→ Text
※ ※ ※

In article <1139@svx.SV.DG.COM> gary@svx.SV.DG.COM (Gary Bridgewater) writes:
>I switched to dbz in my B 2.11.17 and have noticed a pretty good performance
>improvement for several weeks now. Suddenly, last Thursday my expire
>times jumped from an hour or so to 4+ hours (I keep a 30 day history).
...
>Finally, tonight, I decided I better rethink DBZ so I went into the code
>and found
>    /*
>       Set this to the something several times larger than the maximum # of
>       lines in a history file.  It should be a prime number.
>    */
>    #define INDEX_SIZE 99991L
>
>My history file is sitting at 5Mb, an average history line is ~40 bytes ->
>120,000 lines. OOOPS! I bumped INDEX_SIZE up to 1000003, did an expire -R
>( 30 minutes ), and am now processing articles at a rate of 4-5/minute.

Ok, how about this one?

Dbz also appears to have a nasty habit of not noticing if you have a
duplicate under some conditions.  That is, articles which are still in the
history file at times show up again if they are received twice!

This didn't start happening until we changed to dbz from dbm.  Is there a
fix for it?  We're running "C" News....

--
Karl Denninger (karl@ddsw1.MCS.COM, <well-connected>!ddsw1!karl)
Public Access Data Line: [+1 312 566-8911], Voice: [+1 312 566-8910]
Macro Computer Solutions, Inc.		"Quality Solutions at a Fair Price"

zeeff@b-tech.ann-arbor.mi.us (Jon Zeeff) (09/27/89)

>Dbz also appears to have a nasty habit of not noticing if you have a
>duplicate under some conditions.  That is, articles which are still in the
>history file at times show up again if they are received twice!
>
>This didn't start happening until we changed to dbz from dbm.  Is there a
>fix for it?  We're running "C" News....

※ ※ ※

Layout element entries
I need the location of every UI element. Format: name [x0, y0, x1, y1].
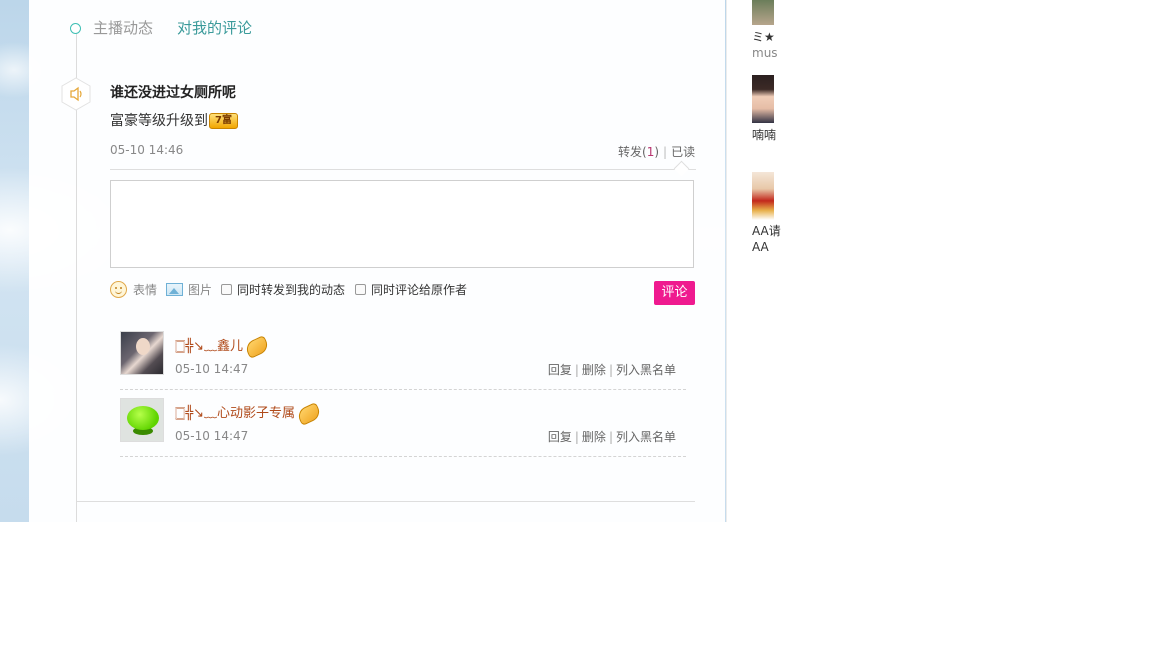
- emoji-label: 表情: [133, 283, 158, 297]
- divider: [77, 501, 695, 502]
- sidebar-user-avatar[interactable]: [752, 0, 774, 25]
- sidebar-user-name[interactable]: ミ★: [752, 28, 775, 45]
- reply-username-text: 🀆╬↘﹏心动影子专属: [175, 406, 296, 421]
- tab-comments-to-me[interactable]: 对我的评论: [177, 17, 252, 38]
- sidebar-user-subtext: AA: [752, 240, 769, 254]
- blacklist-link[interactable]: 列入黑名单: [616, 430, 676, 444]
- reply-actions: 回复 | 删除 | 列入黑名单: [548, 361, 676, 378]
- reply-timestamp: 05-10 14:47: [175, 429, 249, 443]
- image-icon: [166, 283, 183, 296]
- repost-checkbox-label: 同时转发到我的动态: [237, 283, 346, 297]
- forward-link[interactable]: 转发(1): [618, 145, 659, 159]
- read-status[interactable]: 已读: [671, 145, 695, 159]
- divider: |: [608, 430, 613, 444]
- list-item: 🀆╬↘﹏鑫儿 05-10 14:47 回复 | 删除 | 列入黑名单: [120, 331, 686, 390]
- sidebar-user-name[interactable]: AA请: [752, 222, 781, 239]
- sidebar-user-avatar[interactable]: [752, 172, 774, 220]
- wealth-level-badge: 7富: [209, 113, 238, 129]
- forward-label: 转发(: [618, 145, 647, 159]
- comment-input[interactable]: [110, 180, 694, 268]
- divider: |: [608, 363, 613, 377]
- avatar[interactable]: [120, 398, 164, 442]
- reply-username[interactable]: 🀆╬↘﹏鑫儿: [175, 334, 271, 359]
- image-button[interactable]: 图片: [166, 281, 212, 298]
- comment-author-option[interactable]: 同时评论给原作者: [355, 281, 467, 298]
- reply-username[interactable]: 🀆╬↘﹏心动影子专属: [175, 401, 323, 426]
- image-label: 图片: [188, 283, 213, 297]
- emoji-button[interactable]: 表情: [110, 281, 157, 298]
- divider: |: [574, 430, 579, 444]
- speaker-icon: [60, 77, 92, 111]
- hand-emoji-icon: [243, 334, 271, 359]
- repost-checkbox[interactable]: [221, 284, 232, 295]
- post-actions: 转发(1) | 已读: [618, 143, 695, 160]
- reply-username-text: 🀆╬↘﹏鑫儿: [175, 339, 244, 354]
- submit-comment-button[interactable]: 评论: [654, 281, 695, 305]
- reply-actions: 回复 | 删除 | 列入黑名单: [548, 428, 676, 445]
- blacklist-link[interactable]: 列入黑名单: [616, 363, 676, 377]
- sidebar-user-avatar[interactable]: [752, 75, 774, 123]
- repost-option[interactable]: 同时转发到我的动态: [221, 281, 345, 298]
- divider: |: [663, 145, 668, 159]
- hand-emoji-icon: [295, 401, 323, 426]
- list-item: 🀆╬↘﹏心动影子专属 05-10 14:47 回复 | 删除 | 列入黑名单: [120, 398, 686, 457]
- delete-link[interactable]: 删除: [582, 430, 606, 444]
- comment-author-checkbox-label: 同时评论给原作者: [371, 283, 468, 297]
- reply-link[interactable]: 回复: [548, 430, 572, 444]
- sidebar-user-name[interactable]: 喃喃: [752, 126, 776, 143]
- delete-link[interactable]: 删除: [582, 363, 606, 377]
- divider: [110, 169, 696, 170]
- post-title: 谁还没进过女厕所呢: [110, 85, 236, 101]
- smiley-icon: [110, 281, 127, 298]
- avatar[interactable]: [120, 331, 164, 375]
- timeline-dot-icon: [70, 23, 81, 34]
- reply-link[interactable]: 回复: [548, 363, 572, 377]
- forward-close: ): [654, 145, 660, 159]
- divider: |: [574, 363, 579, 377]
- post-content: 富豪等级升级到 7富: [110, 110, 238, 130]
- reply-timestamp: 05-10 14:47: [175, 362, 249, 376]
- post-timestamp: 05-10 14:46: [110, 143, 184, 157]
- sidebar-user-subtext: mus: [752, 46, 778, 60]
- post-content-text: 富豪等级升级到: [110, 113, 208, 129]
- tab-anchor-activity[interactable]: 主播动态: [93, 17, 153, 38]
- comment-author-checkbox[interactable]: [355, 284, 366, 295]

※ ※ ※

→ Exercises to complete
1. Answer these questions about the dbz thread, one per line:
(a) What value was INDEX_SIZE originally defined as in the code?
(b) How large was the history file described in the first post?
(c) What news software does the poster asking about duplicates say they are running?
2. Summarize the dbz thread in two sentences.
3. Carry the dbz thread forward from the point where it stops.
The records are separate material, apart from the dbz thread.

→ Set of answers
1.
(a) 99991L
(b) 5Mb
(c) "C" News

2. One poster found that expire times with dbz had jumped to over four hours because INDEX_SIZE was set to 99991 while the history file held about 120,000 lines. After raising it to 1000003 and running expire -R, the poster was processing 4-5 articles per minute, while a second poster running "C" News reports that, since changing from dbm to dbz, articles still in the history file sometimes show up again when received twice, and asks whether there is a fix.

3.
Do you have the lowercasing of article ids set right?  Can anyone confirm
this?





-- 
Branch Technology            |  zeeff@b-tech.ann-arbor.mi.us
                             |  Ann Arbor, MI

karl@ddsw1.MCS.COM (Karl Denninger) (09/29/89)

In article <9668@b-tech.ann-arbor.mi.us> zeeff@b-tech.ann-arbor.mi.us (Jon Zeeff) writes:
>>Dbz also appears to have a nasty habit of not noticing if you have a
>>duplicate under some conditions.  That is, articles which are still in the
>>history file at times show up again if they are received twice!
>>
>>This didn't start happening until we changed to dbz from dbm.  Is there a
>>fix for it?  We're running "C" News....
>
>Do you have the lowercasing of article ids set right?  Can anyone confirm
>this?

Sure do.  We're using dbz 1.5; I got the new one in the mail from you, but
it is missing the ".h" file.... thus I can't compile that one.

I have changed the "LIMIT" parameter to something really gross (1000003L as
suggested) from the default and rebuilt the history (again).  We'll see if
the problem disappears.  We did have somewhere in the area of 70k entries in
there before....

Also on the "strange" list:

A number of articles that should have expired did not.  It would appear that
history entries are being lost rather than simply overwritten!

--
Karl Denninger (karl@ddsw1.MCS.COM, <well-connected>!ddsw1!karl)
Public Access Data Line: [+1 312 566-8911], Voice: [+1 312 566-8910]
Macro Computer Solutions, Inc.		"Quality Solutions at a Fair Price"

todd@ivucsb.sba.ca.us (Todd Day) (09/30/89)

karl@ddsw1.MCS.COM (Karl Denninger) writes:
~Dbz also appears to have a nasty habit of not noticing if you have a
~duplicate under some conditions.  That is, articles which are still in the
~history file at times show up again if they are received twice!

Are you using the dbz from contrib/dbz?  If not, you should switch.
A good check is to try "nm /usr/lib/libdmb.a" or whatever you call
the dbz library.  If "rfc822ize" shows up, then you are probably using
the proper dbz library.

If you look at the dbz source in contrib/dbz, the line with the B news
kludge regarding lowercase() is commented out.  This is the key.  I did
a check on all the duplicate articles hitting my site, and they all
had uppercase after the "@" sign (usually .COM or .UUCP or .EDU).  The
problem is that relaynews calls the dbz store() function with the upper
case version, but the bad version of dbz does the check against a lower
case version.  If you comment out the "lowercase" line from the dbz
source, it should work.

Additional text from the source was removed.